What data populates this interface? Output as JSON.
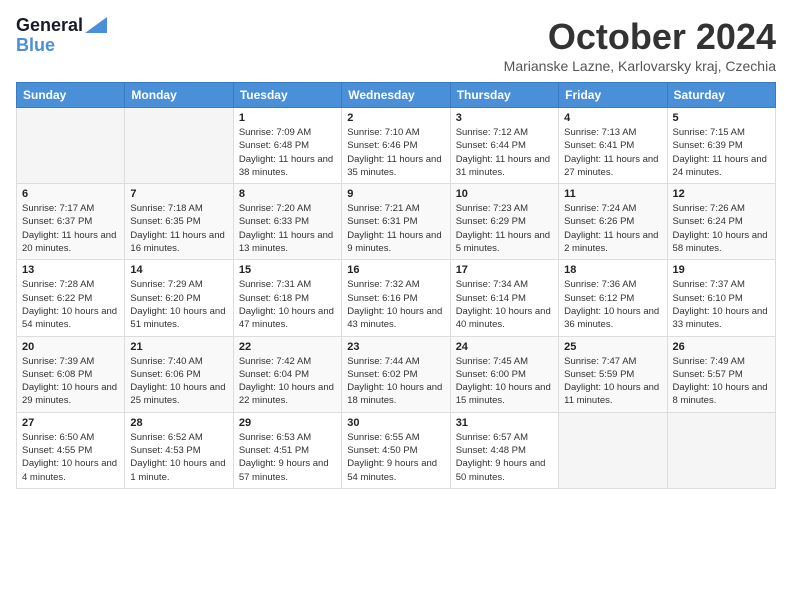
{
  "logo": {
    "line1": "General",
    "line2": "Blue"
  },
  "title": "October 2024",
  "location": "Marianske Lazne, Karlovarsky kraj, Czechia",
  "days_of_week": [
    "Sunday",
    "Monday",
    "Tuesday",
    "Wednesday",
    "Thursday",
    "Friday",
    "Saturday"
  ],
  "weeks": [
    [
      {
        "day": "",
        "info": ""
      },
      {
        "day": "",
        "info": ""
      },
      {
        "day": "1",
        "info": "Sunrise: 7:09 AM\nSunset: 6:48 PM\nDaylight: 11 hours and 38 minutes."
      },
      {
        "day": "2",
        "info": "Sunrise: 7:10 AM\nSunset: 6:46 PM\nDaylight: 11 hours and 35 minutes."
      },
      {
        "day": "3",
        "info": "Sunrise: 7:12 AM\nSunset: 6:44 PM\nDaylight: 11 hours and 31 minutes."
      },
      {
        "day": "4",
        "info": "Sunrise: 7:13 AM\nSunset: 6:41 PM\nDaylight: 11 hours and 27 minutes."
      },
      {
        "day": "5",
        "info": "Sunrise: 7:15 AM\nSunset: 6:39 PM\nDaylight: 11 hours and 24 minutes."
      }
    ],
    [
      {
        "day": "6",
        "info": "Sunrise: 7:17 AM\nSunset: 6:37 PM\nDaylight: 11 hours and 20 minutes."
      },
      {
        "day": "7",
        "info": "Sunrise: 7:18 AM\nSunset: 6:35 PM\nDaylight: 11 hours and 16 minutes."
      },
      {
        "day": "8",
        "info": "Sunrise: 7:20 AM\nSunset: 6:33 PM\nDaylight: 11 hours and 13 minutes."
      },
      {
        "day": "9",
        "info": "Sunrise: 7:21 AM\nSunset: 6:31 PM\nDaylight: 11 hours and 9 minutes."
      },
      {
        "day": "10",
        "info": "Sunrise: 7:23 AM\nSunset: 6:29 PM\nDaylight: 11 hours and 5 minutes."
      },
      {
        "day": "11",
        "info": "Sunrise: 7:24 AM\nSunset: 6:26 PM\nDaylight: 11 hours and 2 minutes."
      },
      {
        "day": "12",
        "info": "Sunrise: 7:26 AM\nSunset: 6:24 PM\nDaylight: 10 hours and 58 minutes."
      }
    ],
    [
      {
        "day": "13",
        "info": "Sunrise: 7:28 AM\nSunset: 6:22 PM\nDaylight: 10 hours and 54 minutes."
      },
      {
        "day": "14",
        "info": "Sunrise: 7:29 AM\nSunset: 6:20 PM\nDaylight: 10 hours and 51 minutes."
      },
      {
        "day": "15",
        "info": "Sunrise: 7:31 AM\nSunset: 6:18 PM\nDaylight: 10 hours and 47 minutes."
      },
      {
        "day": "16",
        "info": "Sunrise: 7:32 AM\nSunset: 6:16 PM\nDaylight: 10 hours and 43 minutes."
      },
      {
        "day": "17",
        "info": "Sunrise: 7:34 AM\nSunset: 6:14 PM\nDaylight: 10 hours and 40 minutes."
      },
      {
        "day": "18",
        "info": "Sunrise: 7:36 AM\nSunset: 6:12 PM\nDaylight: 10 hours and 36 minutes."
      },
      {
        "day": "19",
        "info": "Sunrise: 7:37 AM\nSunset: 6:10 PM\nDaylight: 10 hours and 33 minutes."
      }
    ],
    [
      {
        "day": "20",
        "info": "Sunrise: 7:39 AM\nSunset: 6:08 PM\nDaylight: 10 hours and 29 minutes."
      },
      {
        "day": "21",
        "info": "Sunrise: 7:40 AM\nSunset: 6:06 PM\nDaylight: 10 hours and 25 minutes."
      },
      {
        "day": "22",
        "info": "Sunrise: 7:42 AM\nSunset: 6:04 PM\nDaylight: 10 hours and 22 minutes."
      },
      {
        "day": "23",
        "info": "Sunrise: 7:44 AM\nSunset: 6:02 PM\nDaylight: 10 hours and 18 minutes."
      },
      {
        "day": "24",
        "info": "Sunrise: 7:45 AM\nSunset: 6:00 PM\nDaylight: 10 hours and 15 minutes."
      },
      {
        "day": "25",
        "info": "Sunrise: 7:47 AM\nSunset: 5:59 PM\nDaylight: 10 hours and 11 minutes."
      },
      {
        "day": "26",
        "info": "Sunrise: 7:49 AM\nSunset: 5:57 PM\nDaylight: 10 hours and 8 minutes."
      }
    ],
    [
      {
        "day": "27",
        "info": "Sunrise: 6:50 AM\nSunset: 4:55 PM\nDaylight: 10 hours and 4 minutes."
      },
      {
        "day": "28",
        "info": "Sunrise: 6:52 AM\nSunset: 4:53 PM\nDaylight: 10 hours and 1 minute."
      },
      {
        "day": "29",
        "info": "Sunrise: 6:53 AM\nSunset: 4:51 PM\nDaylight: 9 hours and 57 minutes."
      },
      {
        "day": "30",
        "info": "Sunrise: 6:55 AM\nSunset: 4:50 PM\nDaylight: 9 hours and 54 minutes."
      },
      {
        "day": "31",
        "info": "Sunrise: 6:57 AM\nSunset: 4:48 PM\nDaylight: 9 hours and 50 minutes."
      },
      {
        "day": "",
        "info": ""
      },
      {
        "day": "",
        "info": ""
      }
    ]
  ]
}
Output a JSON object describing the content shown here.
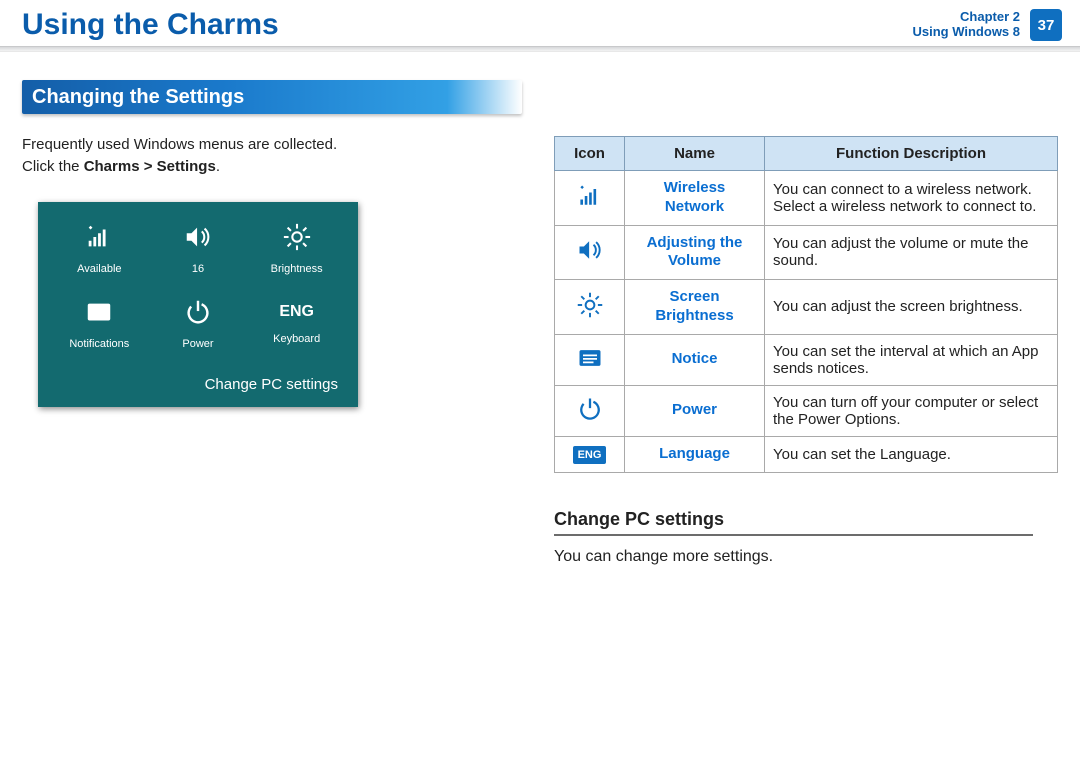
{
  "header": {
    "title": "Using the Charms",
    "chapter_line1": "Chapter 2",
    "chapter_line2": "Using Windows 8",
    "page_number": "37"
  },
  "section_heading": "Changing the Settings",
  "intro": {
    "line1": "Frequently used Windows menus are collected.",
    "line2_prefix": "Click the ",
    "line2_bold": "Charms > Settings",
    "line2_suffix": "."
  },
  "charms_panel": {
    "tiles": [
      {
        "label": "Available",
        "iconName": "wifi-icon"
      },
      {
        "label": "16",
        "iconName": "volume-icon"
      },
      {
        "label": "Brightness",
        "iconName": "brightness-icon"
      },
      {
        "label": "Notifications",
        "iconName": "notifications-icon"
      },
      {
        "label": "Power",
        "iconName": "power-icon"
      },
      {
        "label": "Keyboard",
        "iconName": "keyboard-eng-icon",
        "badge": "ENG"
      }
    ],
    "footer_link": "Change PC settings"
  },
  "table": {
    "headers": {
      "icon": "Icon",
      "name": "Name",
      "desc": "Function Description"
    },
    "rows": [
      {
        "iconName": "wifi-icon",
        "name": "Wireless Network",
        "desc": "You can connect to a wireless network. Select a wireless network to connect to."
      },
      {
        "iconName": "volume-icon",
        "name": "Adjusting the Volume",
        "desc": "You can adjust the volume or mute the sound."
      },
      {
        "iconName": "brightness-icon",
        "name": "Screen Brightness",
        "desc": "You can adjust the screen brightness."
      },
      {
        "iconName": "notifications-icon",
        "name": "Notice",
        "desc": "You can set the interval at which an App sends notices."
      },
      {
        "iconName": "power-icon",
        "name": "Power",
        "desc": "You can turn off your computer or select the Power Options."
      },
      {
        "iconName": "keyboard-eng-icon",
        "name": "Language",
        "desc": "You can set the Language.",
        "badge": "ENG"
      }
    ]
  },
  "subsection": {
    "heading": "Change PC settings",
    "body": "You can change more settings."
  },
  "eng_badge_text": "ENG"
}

----------------------------------------

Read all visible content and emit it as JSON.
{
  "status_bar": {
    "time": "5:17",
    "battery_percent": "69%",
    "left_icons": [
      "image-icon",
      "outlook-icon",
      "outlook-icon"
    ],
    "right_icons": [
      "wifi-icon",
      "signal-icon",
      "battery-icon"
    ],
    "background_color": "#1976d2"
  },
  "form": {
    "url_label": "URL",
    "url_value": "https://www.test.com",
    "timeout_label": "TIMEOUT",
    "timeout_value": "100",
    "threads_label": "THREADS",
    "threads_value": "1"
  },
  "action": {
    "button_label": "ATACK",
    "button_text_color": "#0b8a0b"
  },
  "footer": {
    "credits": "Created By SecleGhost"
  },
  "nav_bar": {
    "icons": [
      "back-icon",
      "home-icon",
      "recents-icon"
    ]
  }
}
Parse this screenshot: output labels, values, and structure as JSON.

----------------------------------------

Emit only the lines from the one containing "Read all visible content and emit it as JSON." through the one containing "Parse this screenshot: output", copied exactly.

Task response |
Read all visible content and emit it as JSON.
{
  "status_bar": {
    "time": "5:17",
    "battery_percent": "69%",
    "left_icons": [
      "image-icon",
      "outlook-icon",
      "outlook-icon"
    ],
    "right_icons": [
      "wifi-icon",
      "signal-icon",
      "battery-icon"
    ],
    "background_color": "#1976d2"
  },
  "form": {
    "url_label": "URL",
    "url_value": "https://www.test.com",
    "timeout_label": "TIMEOUT",
    "timeout_value": "100",
    "threads_label": "THREADS",
    "threads_value": "1"
  },
  "action": {
    "button_label": "ATACK",
    "button_text_color": "#0b8a0b"
  },
  "footer": {
    "credits": "Created By SecleGhost"
  },
  "nav_bar": {
    "icons": [
      "back-icon",
      "home-icon",
      "recents-icon"
    ]
  }
}
Parse this screenshot: output labels, values, and structure as JSON.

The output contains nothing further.